### Exercise data
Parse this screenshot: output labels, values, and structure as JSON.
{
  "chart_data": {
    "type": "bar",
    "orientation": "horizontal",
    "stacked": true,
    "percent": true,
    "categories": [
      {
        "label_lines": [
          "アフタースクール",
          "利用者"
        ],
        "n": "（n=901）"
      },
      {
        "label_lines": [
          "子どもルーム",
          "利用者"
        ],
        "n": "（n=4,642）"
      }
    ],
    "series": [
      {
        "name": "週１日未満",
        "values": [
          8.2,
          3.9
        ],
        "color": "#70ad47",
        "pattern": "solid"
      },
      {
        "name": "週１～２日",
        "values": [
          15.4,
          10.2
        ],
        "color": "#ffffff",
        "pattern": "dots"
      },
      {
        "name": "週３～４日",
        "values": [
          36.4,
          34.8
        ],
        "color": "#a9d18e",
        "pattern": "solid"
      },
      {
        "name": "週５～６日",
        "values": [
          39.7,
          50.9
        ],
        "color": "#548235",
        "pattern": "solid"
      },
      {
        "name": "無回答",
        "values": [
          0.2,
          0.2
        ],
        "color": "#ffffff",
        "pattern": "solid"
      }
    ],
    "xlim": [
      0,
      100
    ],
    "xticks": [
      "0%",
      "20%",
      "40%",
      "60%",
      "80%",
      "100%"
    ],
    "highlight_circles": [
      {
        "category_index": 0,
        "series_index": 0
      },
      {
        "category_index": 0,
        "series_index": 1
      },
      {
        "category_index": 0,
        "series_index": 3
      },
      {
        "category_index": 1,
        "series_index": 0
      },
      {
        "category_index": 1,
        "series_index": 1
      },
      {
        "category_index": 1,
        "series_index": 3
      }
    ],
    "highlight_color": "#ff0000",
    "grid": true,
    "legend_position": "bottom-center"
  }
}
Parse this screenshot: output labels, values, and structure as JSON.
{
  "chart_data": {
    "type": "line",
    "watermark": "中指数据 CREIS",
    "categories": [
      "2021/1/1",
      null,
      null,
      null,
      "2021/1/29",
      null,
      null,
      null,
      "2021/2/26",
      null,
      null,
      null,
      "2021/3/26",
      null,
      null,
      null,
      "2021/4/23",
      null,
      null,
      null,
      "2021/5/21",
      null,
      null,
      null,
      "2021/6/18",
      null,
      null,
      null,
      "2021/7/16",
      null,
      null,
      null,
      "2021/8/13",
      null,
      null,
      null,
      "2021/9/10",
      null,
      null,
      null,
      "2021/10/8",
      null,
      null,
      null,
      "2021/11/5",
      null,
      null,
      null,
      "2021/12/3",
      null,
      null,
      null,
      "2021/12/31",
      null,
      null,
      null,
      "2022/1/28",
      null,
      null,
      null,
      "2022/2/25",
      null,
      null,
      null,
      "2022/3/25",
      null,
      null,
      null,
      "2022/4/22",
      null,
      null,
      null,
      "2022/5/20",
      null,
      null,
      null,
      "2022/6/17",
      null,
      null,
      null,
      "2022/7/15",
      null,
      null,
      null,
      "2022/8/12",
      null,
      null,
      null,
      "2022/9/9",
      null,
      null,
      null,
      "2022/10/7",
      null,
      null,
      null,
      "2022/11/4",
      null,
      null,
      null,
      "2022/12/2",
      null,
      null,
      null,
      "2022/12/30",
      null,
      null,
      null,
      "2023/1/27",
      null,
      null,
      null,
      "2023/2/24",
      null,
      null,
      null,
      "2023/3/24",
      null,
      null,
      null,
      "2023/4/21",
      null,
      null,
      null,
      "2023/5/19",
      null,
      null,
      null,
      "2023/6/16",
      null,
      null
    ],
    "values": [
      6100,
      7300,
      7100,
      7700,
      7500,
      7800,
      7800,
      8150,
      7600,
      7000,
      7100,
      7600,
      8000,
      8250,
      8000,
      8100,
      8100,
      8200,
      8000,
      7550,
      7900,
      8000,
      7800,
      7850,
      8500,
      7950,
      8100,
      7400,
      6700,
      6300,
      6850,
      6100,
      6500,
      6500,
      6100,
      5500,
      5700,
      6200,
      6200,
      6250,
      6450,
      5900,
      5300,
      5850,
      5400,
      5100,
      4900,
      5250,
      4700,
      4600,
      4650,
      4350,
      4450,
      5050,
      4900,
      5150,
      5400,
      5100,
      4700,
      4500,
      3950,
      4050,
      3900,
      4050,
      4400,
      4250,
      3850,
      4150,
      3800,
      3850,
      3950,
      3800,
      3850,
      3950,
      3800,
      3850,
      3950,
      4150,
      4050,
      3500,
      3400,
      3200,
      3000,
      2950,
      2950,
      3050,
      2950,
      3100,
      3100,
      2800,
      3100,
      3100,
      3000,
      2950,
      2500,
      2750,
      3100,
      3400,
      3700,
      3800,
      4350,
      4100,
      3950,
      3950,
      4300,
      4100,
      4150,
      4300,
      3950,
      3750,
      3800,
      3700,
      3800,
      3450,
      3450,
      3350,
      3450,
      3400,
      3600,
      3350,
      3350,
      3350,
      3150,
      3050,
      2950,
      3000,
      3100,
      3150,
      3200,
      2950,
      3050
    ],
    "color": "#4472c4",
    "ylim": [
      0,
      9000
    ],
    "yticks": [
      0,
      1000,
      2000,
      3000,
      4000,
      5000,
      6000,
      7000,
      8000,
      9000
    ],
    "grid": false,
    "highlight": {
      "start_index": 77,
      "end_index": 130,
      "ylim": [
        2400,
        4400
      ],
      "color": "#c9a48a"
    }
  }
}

### Task requirements
Write out the data exactly as it stands.

### Task result
Parse this screenshot: output labels, values, and structure as JSON.
{
  "chart_data": {
    "type": "bar",
    "orientation": "horizontal",
    "stacked": true,
    "percent": true,
    "categories": [
      {
        "label_lines": [
          "アフタースクール",
          "利用者"
        ],
        "n": "（n=901）"
      },
      {
        "label_lines": [
          "子どもルーム",
          "利用者"
        ],
        "n": "（n=4,642）"
      }
    ],
    "series": [
      {
        "name": "週１日未満",
        "values": [
          8.2,
          3.9
        ],
        "color": "#70ad47",
        "pattern": "solid"
      },
      {
        "name": "週１～２日",
        "values": [
          15.4,
          10.2
        ],
        "color": "#ffffff",
        "pattern": "dots"
      },
      {
        "name": "週３～４日",
        "values": [
          36.4,
          34.8
        ],
        "color": "#a9d18e",
        "pattern": "solid"
      },
      {
        "name": "週５～６日",
        "values": [
          39.7,
          50.9
        ],
        "color": "#548235",
        "pattern": "solid"
      },
      {
        "name": "無回答",
        "values": [
          0.2,
          0.2
        ],
        "color": "#ffffff",
        "pattern": "solid"
      }
    ],
    "xlim": [
      0,
      100
    ],
    "xticks": [
      "0%",
      "20%",
      "40%",
      "60%",
      "80%",
      "100%"
    ],
    "highlight_circles": [
      {
        "category_index": 0,
        "series_index": 0
      },
      {
        "category_index": 0,
        "series_index": 1
      },
      {
        "category_index": 0,
        "series_index": 3
      },
      {
        "category_index": 1,
        "series_index": 0
      },
      {
        "category_index": 1,
        "series_index": 1
      },
      {
        "category_index": 1,
        "series_index": 3
      }
    ],
    "highlight_color": "#ff0000",
    "grid": true,
    "legend_position": "bottom-center"
  }
}
Parse this screenshot: output labels, values, and structure as JSON.
{
  "chart_data": {
    "type": "line",
    "watermark": "中指数据 CREIS",
    "categories": [
      "2021/1/1",
      null,
      null,
      null,
      "2021/1/29",
      null,
      null,
      null,
      "2021/2/26",
      null,
      null,
      null,
      "2021/3/26",
      null,
      null,
      null,
      "2021/4/23",
      null,
      null,
      null,
      "2021/5/21",
      null,
      null,
      null,
      "2021/6/18",
      null,
      null,
      null,
      "2021/7/16",
      null,
      null,
      null,
      "2021/8/13",
      null,
      null,
      null,
      "2021/9/10",
      null,
      null,
      null,
      "2021/10/8",
      null,
      null,
      null,
      "2021/11/5",
      null,
      null,
      null,
      "2021/12/3",
      null,
      null,
      null,
      "2021/12/31",
      null,
      null,
      null,
      "2022/1/28",
      null,
      null,
      null,
      "2022/2/25",
      null,
      null,
      null,
      "2022/3/25",
      null,
      null,
      null,
      "2022/4/22",
      null,
      null,
      null,
      "2022/5/20",
      null,
      null,
      null,
      "2022/6/17",
      null,
      null,
      null,
      "2022/7/15",
      null,
      null,
      null,
      "2022/8/12",
      null,
      null,
      null,
      "2022/9/9",
      null,
      null,
      null,
      "2022/10/7",
      null,
      null,
      null,
      "2022/11/4",
      null,
      null,
      null,
      "2022/12/2",
      null,
      null,
      null,
      "2022/12/30",
      null,
      null,
      null,
      "2023/1/27",
      null,
      null,
      null,
      "2023/2/24",
      null,
      null,
      null,
      "2023/3/24",
      null,
      null,
      null,
      "2023/4/21",
      null,
      null,
      null,
      "2023/5/19",
      null,
      null,
      null,
      "2023/6/16",
      null,
      null
    ],
    "values": [
      6100,
      7300,
      7100,
      7700,
      7500,
      7800,
      7800,
      8150,
      7600,
      7000,
      7100,
      7600,
      8000,
      8250,
      8000,
      8100,
      8100,
      8200,
      8000,
      7550,
      7900,
      8000,
      7800,
      7850,
      8500,
      7950,
      8100,
      7400,
      6700,
      6300,
      6850,
      6100,
      6500,
      6500,
      6100,
      5500,
      5700,
      6200,
      6200,
      6250,
      6450,
      5900,
      5300,
      5850,
      5400,
      5100,
      4900,
      5250,
      4700,
      4600,
      4650,
      4350,
      4450,
      5050,
      4900,
      5150,
      5400,
      5100,
      4700,
      4500,
      3950,
      4050,
      3900,
      4050,
      4400,
      4250,
      3850,
      4150,
      3800,
      3850,
      3950,
      3800,
      3850,
      3950,
      3800,
      3850,
      3950,
      4150,
      4050,
      3500,
      3400,
      3200,
      3000,
      2950,
      2950,
      3050,
      2950,
      3100,
      3100,
      2800,
      3100,
      3100,
      3000,
      2950,
      2500,
      2750,
      3100,
      3400,
      3700,
      3800,
      4350,
      4100,
      3950,
      3950,
      4300,
      4100,
      4150,
      4300,
      3950,
      3750,
      3800,
      3700,
      3800,
      3450,
      3450,
      3350,
      3450,
      3400,
      3600,
      3350,
      3350,
      3350,
      3150,
      3050,
      2950,
      3000,
      3100,
      3150,
      3200,
      2950,
      3050
    ],
    "color": "#4472c4",
    "ylim": [
      0,
      9000
    ],
    "yticks": [
      0,
      1000,
      2000,
      3000,
      4000,
      5000,
      6000,
      7000,
      8000,
      9000
    ],
    "grid": false,
    "highlight": {
      "start_index": 77,
      "end_index": 130,
      "ylim": [
        2400,
        4400
      ],
      "color": "#c9a48a"
    }
  }
}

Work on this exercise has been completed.